*MATERIAL FOR THE TASK:*
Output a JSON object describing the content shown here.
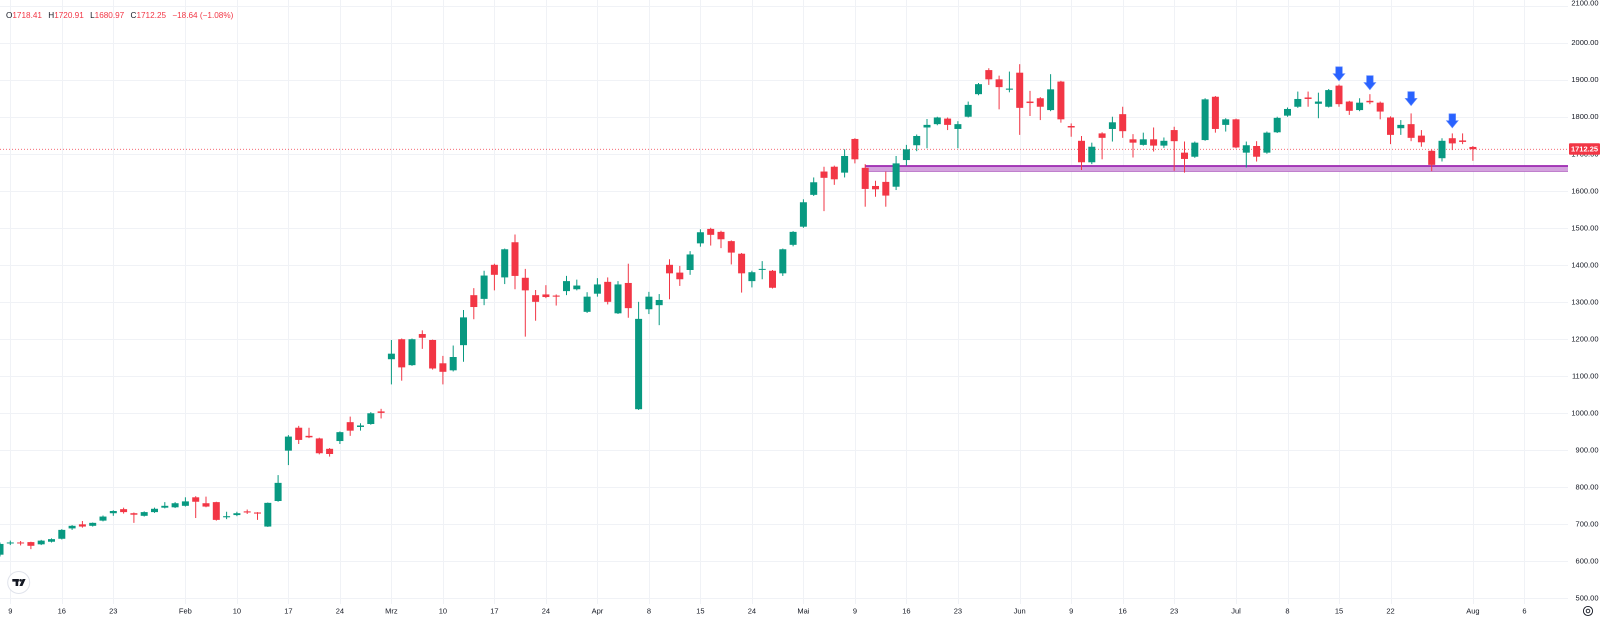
{
  "legend": {
    "o_label": "O",
    "o_value": "1718.41",
    "h_label": "H",
    "h_value": "1720.91",
    "l_label": "L",
    "l_value": "1680.97",
    "c_label": "C",
    "c_value": "1712.25",
    "change": "−18.64 (−1.08%)"
  },
  "colors": {
    "up": "#089981",
    "down": "#f23645",
    "arrow": "#2962ff",
    "zone_line": "#9c27b0",
    "zone_fill": "#d3a2dd",
    "grid": "#f0f2f6",
    "text": "#131722"
  },
  "logo": {
    "label": "TV"
  },
  "settings": {
    "icon": "settings-icon"
  },
  "chart_data": {
    "type": "candlestick",
    "title": "",
    "xlabel": "",
    "ylabel": "",
    "ylim": [
      486,
      2115
    ],
    "grid": true,
    "legend_position": "top-left",
    "current_price": {
      "value": 1712.25,
      "label": "1712.25"
    },
    "support_zone": {
      "top": 1667,
      "bottom": 1652,
      "start_index": 84
    },
    "annotations": [
      {
        "type": "arrow-down",
        "index": 130,
        "tip_price": 1897
      },
      {
        "type": "arrow-down",
        "index": 133,
        "tip_price": 1873
      },
      {
        "type": "arrow-down",
        "index": 137,
        "tip_price": 1830
      },
      {
        "type": "arrow-down",
        "index": 141,
        "tip_price": 1770
      }
    ],
    "y_ticks": [
      {
        "value": 2100,
        "label": "2100.00"
      },
      {
        "value": 2000,
        "label": "2000.00"
      },
      {
        "value": 1900,
        "label": "1900.00"
      },
      {
        "value": 1800,
        "label": "1800.00"
      },
      {
        "value": 1700,
        "label": "1700.00"
      },
      {
        "value": 1600,
        "label": "1600.00"
      },
      {
        "value": 1500,
        "label": "1500.00"
      },
      {
        "value": 1400,
        "label": "1400.00"
      },
      {
        "value": 1300,
        "label": "1300.00"
      },
      {
        "value": 1200,
        "label": "1200.00"
      },
      {
        "value": 1100,
        "label": "1100.00"
      },
      {
        "value": 1000,
        "label": "1000.00"
      },
      {
        "value": 900,
        "label": "900.00"
      },
      {
        "value": 800,
        "label": "800.00"
      },
      {
        "value": 700,
        "label": "700.00"
      },
      {
        "value": 600,
        "label": "600.00"
      },
      {
        "value": 500,
        "label": "500.00"
      }
    ],
    "x_ticks": [
      {
        "label": "9",
        "index": 1
      },
      {
        "label": "16",
        "index": 6
      },
      {
        "label": "23",
        "index": 11
      },
      {
        "label": "Feb",
        "index": 18
      },
      {
        "label": "10",
        "index": 23
      },
      {
        "label": "17",
        "index": 28
      },
      {
        "label": "24",
        "index": 33
      },
      {
        "label": "Mrz",
        "index": 38
      },
      {
        "label": "10",
        "index": 43
      },
      {
        "label": "17",
        "index": 48
      },
      {
        "label": "24",
        "index": 53
      },
      {
        "label": "Apr",
        "index": 58
      },
      {
        "label": "8",
        "index": 63
      },
      {
        "label": "15",
        "index": 68
      },
      {
        "label": "24",
        "index": 73
      },
      {
        "label": "Mai",
        "index": 78
      },
      {
        "label": "9",
        "index": 83
      },
      {
        "label": "16",
        "index": 88
      },
      {
        "label": "23",
        "index": 93
      },
      {
        "label": "Jun",
        "index": 99
      },
      {
        "label": "9",
        "index": 104
      },
      {
        "label": "16",
        "index": 109
      },
      {
        "label": "23",
        "index": 114
      },
      {
        "label": "Jul",
        "index": 120
      },
      {
        "label": "8",
        "index": 125
      },
      {
        "label": "15",
        "index": 130
      },
      {
        "label": "22",
        "index": 135
      },
      {
        "label": "Aug",
        "index": 143
      },
      {
        "label": "6",
        "index": 148
      }
    ],
    "candle_format": [
      "open",
      "high",
      "low",
      "close"
    ],
    "candles": [
      [
        617,
        650,
        612,
        646
      ],
      [
        648,
        655,
        643,
        650
      ],
      [
        650,
        654,
        642,
        648
      ],
      [
        651,
        652,
        632,
        641
      ],
      [
        645,
        657,
        643,
        655
      ],
      [
        652,
        661,
        650,
        659
      ],
      [
        660,
        686,
        658,
        684
      ],
      [
        688,
        697,
        684,
        695
      ],
      [
        699,
        708,
        690,
        693
      ],
      [
        695,
        704,
        693,
        703
      ],
      [
        709,
        723,
        707,
        720
      ],
      [
        729,
        737,
        722,
        735
      ],
      [
        740,
        744,
        728,
        732
      ],
      [
        729,
        731,
        703,
        725
      ],
      [
        722,
        734,
        720,
        732
      ],
      [
        732,
        744,
        730,
        741
      ],
      [
        744,
        759,
        742,
        749
      ],
      [
        745,
        759,
        743,
        756
      ],
      [
        749,
        772,
        747,
        761
      ],
      [
        772,
        775,
        716,
        760
      ],
      [
        756,
        774,
        745,
        747
      ],
      [
        759,
        760,
        709,
        711
      ],
      [
        718,
        733,
        713,
        721
      ],
      [
        724,
        733,
        721,
        729
      ],
      [
        734,
        739,
        727,
        731
      ],
      [
        731,
        732,
        711,
        728
      ],
      [
        693,
        758,
        692,
        757
      ],
      [
        762,
        832,
        760,
        811
      ],
      [
        898,
        940,
        859,
        936
      ],
      [
        960,
        965,
        916,
        927
      ],
      [
        938,
        960,
        932,
        934
      ],
      [
        931,
        933,
        888,
        891
      ],
      [
        903,
        905,
        882,
        889
      ],
      [
        924,
        950,
        916,
        948
      ],
      [
        975,
        990,
        938,
        952
      ],
      [
        962,
        972,
        952,
        966
      ],
      [
        970,
        1002,
        968,
        999
      ],
      [
        1004,
        1011,
        985,
        1000
      ],
      [
        1145,
        1197,
        1077,
        1160
      ],
      [
        1199,
        1201,
        1087,
        1123
      ],
      [
        1129,
        1201,
        1127,
        1199
      ],
      [
        1213,
        1223,
        1173,
        1203
      ],
      [
        1197,
        1198,
        1117,
        1120
      ],
      [
        1134,
        1154,
        1077,
        1111
      ],
      [
        1115,
        1182,
        1112,
        1151
      ],
      [
        1183,
        1278,
        1138,
        1258
      ],
      [
        1318,
        1337,
        1253,
        1286
      ],
      [
        1308,
        1384,
        1291,
        1371
      ],
      [
        1400,
        1403,
        1331,
        1373
      ],
      [
        1366,
        1444,
        1348,
        1442
      ],
      [
        1461,
        1482,
        1334,
        1370
      ],
      [
        1365,
        1389,
        1206,
        1331
      ],
      [
        1318,
        1332,
        1249,
        1300
      ],
      [
        1320,
        1345,
        1310,
        1313
      ],
      [
        1317,
        1320,
        1290,
        1314
      ],
      [
        1329,
        1370,
        1318,
        1356
      ],
      [
        1334,
        1360,
        1331,
        1344
      ],
      [
        1273,
        1326,
        1270,
        1314
      ],
      [
        1322,
        1364,
        1314,
        1347
      ],
      [
        1354,
        1366,
        1293,
        1300
      ],
      [
        1269,
        1356,
        1267,
        1347
      ],
      [
        1351,
        1403,
        1257,
        1283
      ],
      [
        1010,
        1300,
        1008,
        1254
      ],
      [
        1280,
        1327,
        1267,
        1314
      ],
      [
        1291,
        1321,
        1237,
        1305
      ],
      [
        1400,
        1415,
        1307,
        1377
      ],
      [
        1379,
        1397,
        1343,
        1361
      ],
      [
        1386,
        1437,
        1373,
        1428
      ],
      [
        1458,
        1496,
        1449,
        1488
      ],
      [
        1497,
        1500,
        1452,
        1481
      ],
      [
        1489,
        1492,
        1445,
        1469
      ],
      [
        1464,
        1466,
        1401,
        1433
      ],
      [
        1430,
        1432,
        1325,
        1377
      ],
      [
        1356,
        1384,
        1339,
        1380
      ],
      [
        1387,
        1410,
        1361,
        1389
      ],
      [
        1384,
        1386,
        1336,
        1338
      ],
      [
        1377,
        1444,
        1370,
        1442
      ],
      [
        1454,
        1491,
        1450,
        1489
      ],
      [
        1503,
        1577,
        1500,
        1569
      ],
      [
        1589,
        1636,
        1586,
        1623
      ],
      [
        1652,
        1665,
        1545,
        1635
      ],
      [
        1665,
        1668,
        1616,
        1631
      ],
      [
        1649,
        1712,
        1636,
        1694
      ],
      [
        1740,
        1742,
        1674,
        1685
      ],
      [
        1662,
        1672,
        1557,
        1605
      ],
      [
        1613,
        1627,
        1584,
        1604
      ],
      [
        1624,
        1652,
        1557,
        1587
      ],
      [
        1611,
        1694,
        1602,
        1674
      ],
      [
        1683,
        1724,
        1668,
        1712
      ],
      [
        1723,
        1752,
        1707,
        1748
      ],
      [
        1771,
        1794,
        1715,
        1778
      ],
      [
        1780,
        1800,
        1777,
        1798
      ],
      [
        1795,
        1798,
        1764,
        1778
      ],
      [
        1767,
        1788,
        1715,
        1780
      ],
      [
        1800,
        1841,
        1798,
        1832
      ],
      [
        1861,
        1891,
        1858,
        1888
      ],
      [
        1926,
        1931,
        1886,
        1901
      ],
      [
        1901,
        1911,
        1820,
        1880
      ],
      [
        1873,
        1922,
        1866,
        1876
      ],
      [
        1919,
        1942,
        1751,
        1824
      ],
      [
        1841,
        1870,
        1802,
        1837
      ],
      [
        1850,
        1853,
        1791,
        1827
      ],
      [
        1818,
        1915,
        1815,
        1874
      ],
      [
        1895,
        1897,
        1784,
        1793
      ],
      [
        1775,
        1782,
        1746,
        1771
      ],
      [
        1735,
        1748,
        1656,
        1677
      ],
      [
        1677,
        1730,
        1672,
        1719
      ],
      [
        1755,
        1758,
        1685,
        1743
      ],
      [
        1767,
        1800,
        1733,
        1785
      ],
      [
        1807,
        1827,
        1743,
        1761
      ],
      [
        1739,
        1753,
        1690,
        1730
      ],
      [
        1724,
        1757,
        1722,
        1739
      ],
      [
        1739,
        1771,
        1706,
        1722
      ],
      [
        1722,
        1744,
        1716,
        1735
      ],
      [
        1764,
        1773,
        1654,
        1734
      ],
      [
        1703,
        1733,
        1649,
        1686
      ],
      [
        1692,
        1733,
        1689,
        1730
      ],
      [
        1737,
        1850,
        1735,
        1847
      ],
      [
        1854,
        1856,
        1757,
        1767
      ],
      [
        1778,
        1796,
        1760,
        1793
      ],
      [
        1793,
        1795,
        1715,
        1717
      ],
      [
        1703,
        1733,
        1663,
        1723
      ],
      [
        1721,
        1734,
        1679,
        1692
      ],
      [
        1703,
        1760,
        1700,
        1757
      ],
      [
        1758,
        1800,
        1756,
        1797
      ],
      [
        1803,
        1825,
        1800,
        1821
      ],
      [
        1827,
        1868,
        1824,
        1848
      ],
      [
        1852,
        1868,
        1827,
        1848
      ],
      [
        1835,
        1865,
        1796,
        1841
      ],
      [
        1827,
        1875,
        1825,
        1872
      ],
      [
        1884,
        1887,
        1827,
        1834
      ],
      [
        1841,
        1843,
        1805,
        1816
      ],
      [
        1818,
        1850,
        1815,
        1838
      ],
      [
        1843,
        1861,
        1834,
        1839
      ],
      [
        1838,
        1841,
        1793,
        1814
      ],
      [
        1798,
        1801,
        1726,
        1751
      ],
      [
        1769,
        1791,
        1751,
        1778
      ],
      [
        1780,
        1809,
        1734,
        1743
      ],
      [
        1749,
        1764,
        1719,
        1731
      ],
      [
        1708,
        1711,
        1653,
        1670
      ],
      [
        1688,
        1742,
        1679,
        1735
      ],
      [
        1742,
        1755,
        1710,
        1728
      ],
      [
        1736,
        1755,
        1726,
        1732
      ],
      [
        1718.41,
        1720.91,
        1680.97,
        1712.25
      ]
    ]
  }
}
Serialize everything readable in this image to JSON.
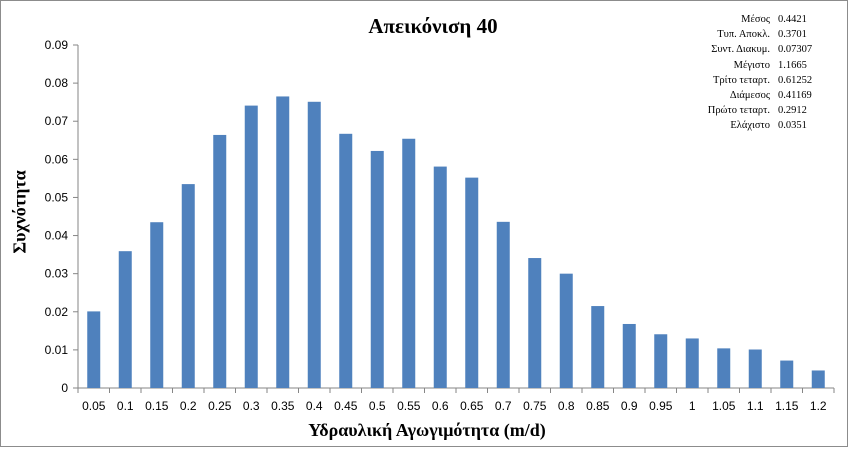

*TASK REQUIREMENTS:* Find the lines containing "JSON" and list every one of them.

*SOLUTION BELOW:*
Output a JSON object describing the content shown here.
Serialize everything readable in this image to JSON.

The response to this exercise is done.